> [Task objective]: Within the records that follow, find every line containing the string "Food". Copy those lines.

> [Supplied entries]:
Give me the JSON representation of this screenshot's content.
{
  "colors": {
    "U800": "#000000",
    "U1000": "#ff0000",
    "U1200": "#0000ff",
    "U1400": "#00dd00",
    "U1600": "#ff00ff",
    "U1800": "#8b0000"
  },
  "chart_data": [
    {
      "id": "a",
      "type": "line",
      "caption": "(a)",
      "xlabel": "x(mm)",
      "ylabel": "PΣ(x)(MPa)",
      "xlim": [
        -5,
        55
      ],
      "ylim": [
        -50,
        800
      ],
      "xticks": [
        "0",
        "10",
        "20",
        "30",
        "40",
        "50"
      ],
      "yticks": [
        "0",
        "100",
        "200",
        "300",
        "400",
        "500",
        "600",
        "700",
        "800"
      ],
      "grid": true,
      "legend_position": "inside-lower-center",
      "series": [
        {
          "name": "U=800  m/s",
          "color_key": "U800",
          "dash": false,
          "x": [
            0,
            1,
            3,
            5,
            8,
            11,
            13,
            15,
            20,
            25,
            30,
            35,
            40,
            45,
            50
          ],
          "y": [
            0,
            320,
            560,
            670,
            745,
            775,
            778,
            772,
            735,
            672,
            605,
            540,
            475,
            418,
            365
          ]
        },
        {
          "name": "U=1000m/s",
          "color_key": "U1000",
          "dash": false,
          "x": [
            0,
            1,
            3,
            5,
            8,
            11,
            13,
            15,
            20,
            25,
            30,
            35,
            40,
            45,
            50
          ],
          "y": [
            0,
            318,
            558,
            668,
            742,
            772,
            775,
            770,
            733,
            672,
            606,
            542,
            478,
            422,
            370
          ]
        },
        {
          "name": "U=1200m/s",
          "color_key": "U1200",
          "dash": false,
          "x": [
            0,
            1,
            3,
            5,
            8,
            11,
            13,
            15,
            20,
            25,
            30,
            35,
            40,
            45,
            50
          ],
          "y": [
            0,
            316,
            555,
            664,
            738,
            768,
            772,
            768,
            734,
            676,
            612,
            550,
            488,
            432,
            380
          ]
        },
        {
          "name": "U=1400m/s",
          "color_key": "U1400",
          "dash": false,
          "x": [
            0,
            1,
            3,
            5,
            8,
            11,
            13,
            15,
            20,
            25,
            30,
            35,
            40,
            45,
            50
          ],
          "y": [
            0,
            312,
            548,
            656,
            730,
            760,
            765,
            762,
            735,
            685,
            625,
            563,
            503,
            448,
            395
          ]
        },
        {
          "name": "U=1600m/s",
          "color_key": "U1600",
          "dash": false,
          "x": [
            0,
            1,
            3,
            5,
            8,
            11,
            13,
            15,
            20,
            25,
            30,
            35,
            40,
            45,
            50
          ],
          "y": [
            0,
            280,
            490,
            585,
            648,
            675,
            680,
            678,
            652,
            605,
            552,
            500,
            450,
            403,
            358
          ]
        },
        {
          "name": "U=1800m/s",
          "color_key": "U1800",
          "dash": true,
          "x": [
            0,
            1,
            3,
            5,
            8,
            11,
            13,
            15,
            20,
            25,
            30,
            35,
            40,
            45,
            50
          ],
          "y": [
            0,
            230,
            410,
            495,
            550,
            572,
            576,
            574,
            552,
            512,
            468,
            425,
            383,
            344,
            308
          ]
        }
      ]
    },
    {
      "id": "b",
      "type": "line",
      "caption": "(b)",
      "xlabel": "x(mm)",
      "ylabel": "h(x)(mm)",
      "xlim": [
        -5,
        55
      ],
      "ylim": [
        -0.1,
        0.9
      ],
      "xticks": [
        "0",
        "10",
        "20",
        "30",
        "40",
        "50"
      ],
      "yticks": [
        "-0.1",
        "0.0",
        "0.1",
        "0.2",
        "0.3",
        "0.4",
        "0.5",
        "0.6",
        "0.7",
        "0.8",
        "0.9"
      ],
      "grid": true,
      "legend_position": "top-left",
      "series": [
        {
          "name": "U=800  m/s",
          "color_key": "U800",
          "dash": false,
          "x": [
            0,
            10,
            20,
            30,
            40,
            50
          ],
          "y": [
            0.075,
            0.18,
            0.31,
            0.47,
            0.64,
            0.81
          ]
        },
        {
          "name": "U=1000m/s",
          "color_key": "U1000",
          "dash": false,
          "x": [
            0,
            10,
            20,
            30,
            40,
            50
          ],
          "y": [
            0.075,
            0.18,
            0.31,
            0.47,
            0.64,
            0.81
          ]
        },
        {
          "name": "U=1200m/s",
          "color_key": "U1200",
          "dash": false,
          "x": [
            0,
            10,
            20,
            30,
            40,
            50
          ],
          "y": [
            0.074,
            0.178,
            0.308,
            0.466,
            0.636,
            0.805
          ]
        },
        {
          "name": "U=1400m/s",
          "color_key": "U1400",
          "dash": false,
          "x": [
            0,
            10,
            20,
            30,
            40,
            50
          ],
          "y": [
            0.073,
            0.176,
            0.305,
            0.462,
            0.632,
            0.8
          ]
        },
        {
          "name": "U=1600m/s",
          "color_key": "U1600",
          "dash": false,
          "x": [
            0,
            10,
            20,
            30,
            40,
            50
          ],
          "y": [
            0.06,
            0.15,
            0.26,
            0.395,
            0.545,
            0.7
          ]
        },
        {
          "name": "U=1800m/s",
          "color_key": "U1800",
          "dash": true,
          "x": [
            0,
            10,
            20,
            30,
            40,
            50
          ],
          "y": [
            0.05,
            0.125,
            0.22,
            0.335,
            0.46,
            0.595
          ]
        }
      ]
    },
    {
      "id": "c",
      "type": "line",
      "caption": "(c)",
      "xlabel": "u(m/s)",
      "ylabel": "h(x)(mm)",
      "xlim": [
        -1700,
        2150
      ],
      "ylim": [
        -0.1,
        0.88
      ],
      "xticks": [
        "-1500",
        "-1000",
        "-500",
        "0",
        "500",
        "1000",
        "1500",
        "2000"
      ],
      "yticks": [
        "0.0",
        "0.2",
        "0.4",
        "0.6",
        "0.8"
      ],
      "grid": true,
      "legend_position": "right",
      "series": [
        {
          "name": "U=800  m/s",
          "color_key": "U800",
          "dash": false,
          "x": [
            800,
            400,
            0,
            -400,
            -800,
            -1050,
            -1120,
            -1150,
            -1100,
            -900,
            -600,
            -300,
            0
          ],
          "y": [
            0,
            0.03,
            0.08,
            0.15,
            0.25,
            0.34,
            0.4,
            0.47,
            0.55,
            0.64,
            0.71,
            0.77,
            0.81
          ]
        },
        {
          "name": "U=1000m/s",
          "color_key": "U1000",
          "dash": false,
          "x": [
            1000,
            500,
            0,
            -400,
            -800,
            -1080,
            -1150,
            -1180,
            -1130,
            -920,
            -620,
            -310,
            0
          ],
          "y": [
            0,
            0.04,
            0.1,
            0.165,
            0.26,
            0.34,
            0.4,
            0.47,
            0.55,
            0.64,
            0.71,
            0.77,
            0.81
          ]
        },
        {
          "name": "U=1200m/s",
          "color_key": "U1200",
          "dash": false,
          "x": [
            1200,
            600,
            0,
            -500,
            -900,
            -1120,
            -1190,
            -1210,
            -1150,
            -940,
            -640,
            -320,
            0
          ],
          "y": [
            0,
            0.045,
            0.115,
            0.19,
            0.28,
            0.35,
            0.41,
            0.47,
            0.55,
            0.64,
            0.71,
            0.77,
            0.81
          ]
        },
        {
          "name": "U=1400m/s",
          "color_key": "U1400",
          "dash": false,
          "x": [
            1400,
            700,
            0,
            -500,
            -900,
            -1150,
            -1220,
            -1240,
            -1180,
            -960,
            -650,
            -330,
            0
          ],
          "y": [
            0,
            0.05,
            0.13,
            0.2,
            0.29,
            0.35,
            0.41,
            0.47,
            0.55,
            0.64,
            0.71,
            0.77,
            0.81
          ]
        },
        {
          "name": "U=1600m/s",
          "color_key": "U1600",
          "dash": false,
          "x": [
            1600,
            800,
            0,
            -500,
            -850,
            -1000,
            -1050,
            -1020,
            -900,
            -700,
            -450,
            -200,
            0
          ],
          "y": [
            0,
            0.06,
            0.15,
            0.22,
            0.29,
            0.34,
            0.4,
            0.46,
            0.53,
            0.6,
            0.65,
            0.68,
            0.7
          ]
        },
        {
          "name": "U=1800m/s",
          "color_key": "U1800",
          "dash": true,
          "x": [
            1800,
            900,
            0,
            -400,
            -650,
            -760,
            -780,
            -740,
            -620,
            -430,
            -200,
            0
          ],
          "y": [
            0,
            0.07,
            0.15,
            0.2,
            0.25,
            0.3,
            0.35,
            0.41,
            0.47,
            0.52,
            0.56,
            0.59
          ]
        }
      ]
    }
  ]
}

==

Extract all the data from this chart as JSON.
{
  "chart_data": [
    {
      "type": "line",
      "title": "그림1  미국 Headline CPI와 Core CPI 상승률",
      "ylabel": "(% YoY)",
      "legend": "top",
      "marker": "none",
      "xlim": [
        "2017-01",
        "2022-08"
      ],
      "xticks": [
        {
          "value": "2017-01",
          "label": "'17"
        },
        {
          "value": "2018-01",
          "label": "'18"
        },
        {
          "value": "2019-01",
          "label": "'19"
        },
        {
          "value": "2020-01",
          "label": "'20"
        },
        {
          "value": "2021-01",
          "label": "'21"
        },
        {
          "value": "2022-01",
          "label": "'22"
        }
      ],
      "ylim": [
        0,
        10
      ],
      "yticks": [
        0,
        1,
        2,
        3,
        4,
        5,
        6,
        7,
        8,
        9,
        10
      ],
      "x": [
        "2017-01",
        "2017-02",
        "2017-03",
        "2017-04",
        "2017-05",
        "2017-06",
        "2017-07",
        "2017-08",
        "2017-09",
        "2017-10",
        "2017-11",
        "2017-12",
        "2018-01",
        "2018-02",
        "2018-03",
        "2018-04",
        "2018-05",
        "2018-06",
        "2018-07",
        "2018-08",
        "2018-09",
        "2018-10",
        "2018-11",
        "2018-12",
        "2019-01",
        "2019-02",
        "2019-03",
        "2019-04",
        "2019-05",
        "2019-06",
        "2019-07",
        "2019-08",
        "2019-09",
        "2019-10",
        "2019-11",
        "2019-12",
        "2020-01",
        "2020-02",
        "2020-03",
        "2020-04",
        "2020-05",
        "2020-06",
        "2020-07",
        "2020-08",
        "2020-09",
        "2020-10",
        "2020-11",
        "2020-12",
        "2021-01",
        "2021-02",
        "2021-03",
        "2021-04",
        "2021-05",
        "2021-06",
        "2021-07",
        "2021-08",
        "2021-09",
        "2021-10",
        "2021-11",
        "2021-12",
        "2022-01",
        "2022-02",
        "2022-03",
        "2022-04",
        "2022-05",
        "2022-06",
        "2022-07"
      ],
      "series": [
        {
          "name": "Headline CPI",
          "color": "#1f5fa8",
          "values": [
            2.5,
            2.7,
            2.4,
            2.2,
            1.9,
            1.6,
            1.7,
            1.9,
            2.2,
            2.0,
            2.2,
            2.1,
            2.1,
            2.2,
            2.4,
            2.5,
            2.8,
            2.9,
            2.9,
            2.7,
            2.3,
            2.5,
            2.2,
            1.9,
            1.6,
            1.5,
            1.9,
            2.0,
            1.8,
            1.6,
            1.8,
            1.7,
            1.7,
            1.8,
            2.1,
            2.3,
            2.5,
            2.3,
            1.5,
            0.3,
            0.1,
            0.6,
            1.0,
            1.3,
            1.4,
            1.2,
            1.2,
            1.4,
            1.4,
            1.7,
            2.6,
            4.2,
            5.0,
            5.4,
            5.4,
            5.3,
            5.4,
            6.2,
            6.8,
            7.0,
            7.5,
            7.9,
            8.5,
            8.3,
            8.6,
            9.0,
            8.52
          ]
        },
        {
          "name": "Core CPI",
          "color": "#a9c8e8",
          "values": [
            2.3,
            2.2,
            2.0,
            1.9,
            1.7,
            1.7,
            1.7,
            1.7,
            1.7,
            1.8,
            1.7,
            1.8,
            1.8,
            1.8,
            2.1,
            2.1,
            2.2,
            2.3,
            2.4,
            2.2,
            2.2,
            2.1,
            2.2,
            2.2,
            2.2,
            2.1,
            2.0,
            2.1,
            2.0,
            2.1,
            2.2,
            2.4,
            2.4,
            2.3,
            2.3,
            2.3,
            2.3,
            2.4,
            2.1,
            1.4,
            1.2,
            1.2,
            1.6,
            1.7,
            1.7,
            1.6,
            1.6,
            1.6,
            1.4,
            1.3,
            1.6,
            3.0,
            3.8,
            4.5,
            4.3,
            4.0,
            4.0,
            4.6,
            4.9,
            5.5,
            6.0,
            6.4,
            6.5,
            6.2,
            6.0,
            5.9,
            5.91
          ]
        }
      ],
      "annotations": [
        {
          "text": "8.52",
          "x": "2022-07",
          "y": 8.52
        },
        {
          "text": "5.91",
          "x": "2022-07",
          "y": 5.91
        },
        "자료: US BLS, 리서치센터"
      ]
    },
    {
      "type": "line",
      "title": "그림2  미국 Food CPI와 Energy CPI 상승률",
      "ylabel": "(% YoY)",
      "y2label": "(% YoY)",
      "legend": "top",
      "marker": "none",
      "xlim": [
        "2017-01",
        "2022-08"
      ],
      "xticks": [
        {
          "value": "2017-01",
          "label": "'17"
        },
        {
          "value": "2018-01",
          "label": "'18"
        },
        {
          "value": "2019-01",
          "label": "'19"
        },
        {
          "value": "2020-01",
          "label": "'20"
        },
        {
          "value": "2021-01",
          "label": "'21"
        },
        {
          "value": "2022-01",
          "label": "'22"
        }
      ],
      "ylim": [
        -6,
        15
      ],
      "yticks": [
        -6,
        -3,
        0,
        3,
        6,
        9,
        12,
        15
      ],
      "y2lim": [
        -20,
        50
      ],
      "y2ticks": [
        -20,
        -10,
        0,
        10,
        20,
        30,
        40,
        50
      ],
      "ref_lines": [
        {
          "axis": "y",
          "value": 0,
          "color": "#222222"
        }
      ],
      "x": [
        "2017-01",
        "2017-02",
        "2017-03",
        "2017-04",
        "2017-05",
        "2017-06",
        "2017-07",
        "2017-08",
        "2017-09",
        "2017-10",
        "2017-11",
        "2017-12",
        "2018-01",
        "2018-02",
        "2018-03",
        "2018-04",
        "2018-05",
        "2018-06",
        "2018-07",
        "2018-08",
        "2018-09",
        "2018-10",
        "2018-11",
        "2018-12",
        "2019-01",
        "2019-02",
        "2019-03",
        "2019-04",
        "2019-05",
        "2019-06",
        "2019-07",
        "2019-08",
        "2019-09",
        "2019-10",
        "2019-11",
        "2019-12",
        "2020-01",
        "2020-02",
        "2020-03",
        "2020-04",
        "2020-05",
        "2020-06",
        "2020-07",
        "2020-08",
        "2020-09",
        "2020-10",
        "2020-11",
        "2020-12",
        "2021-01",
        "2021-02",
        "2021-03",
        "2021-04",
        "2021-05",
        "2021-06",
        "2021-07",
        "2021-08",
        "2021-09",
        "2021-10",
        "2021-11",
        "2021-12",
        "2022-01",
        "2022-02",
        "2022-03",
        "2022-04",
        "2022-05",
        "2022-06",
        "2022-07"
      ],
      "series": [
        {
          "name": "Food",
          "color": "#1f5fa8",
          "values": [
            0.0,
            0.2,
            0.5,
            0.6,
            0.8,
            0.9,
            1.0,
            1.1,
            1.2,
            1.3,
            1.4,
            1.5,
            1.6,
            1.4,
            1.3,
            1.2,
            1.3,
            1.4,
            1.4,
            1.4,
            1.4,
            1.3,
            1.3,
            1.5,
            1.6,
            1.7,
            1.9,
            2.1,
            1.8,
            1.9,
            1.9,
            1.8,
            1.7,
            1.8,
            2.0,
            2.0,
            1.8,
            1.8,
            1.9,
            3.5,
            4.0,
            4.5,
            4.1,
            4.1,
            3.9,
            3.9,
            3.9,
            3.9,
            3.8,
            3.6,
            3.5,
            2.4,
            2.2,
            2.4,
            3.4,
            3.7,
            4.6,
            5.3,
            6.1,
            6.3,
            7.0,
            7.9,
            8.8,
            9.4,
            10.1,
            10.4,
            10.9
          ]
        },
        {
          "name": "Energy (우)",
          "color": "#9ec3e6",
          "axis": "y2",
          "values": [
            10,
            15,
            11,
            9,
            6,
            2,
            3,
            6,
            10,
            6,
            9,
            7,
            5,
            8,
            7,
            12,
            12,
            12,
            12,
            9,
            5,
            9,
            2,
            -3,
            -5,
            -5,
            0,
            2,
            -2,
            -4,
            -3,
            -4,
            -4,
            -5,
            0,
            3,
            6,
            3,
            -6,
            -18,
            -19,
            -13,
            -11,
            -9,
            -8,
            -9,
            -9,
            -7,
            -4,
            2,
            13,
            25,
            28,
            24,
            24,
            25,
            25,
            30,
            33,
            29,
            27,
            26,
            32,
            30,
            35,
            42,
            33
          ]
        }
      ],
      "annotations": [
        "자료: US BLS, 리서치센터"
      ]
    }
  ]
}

> [The solution]:
      "title": "그림2  미국 Food CPI와 Energy CPI 상승률",
          "name": "Food",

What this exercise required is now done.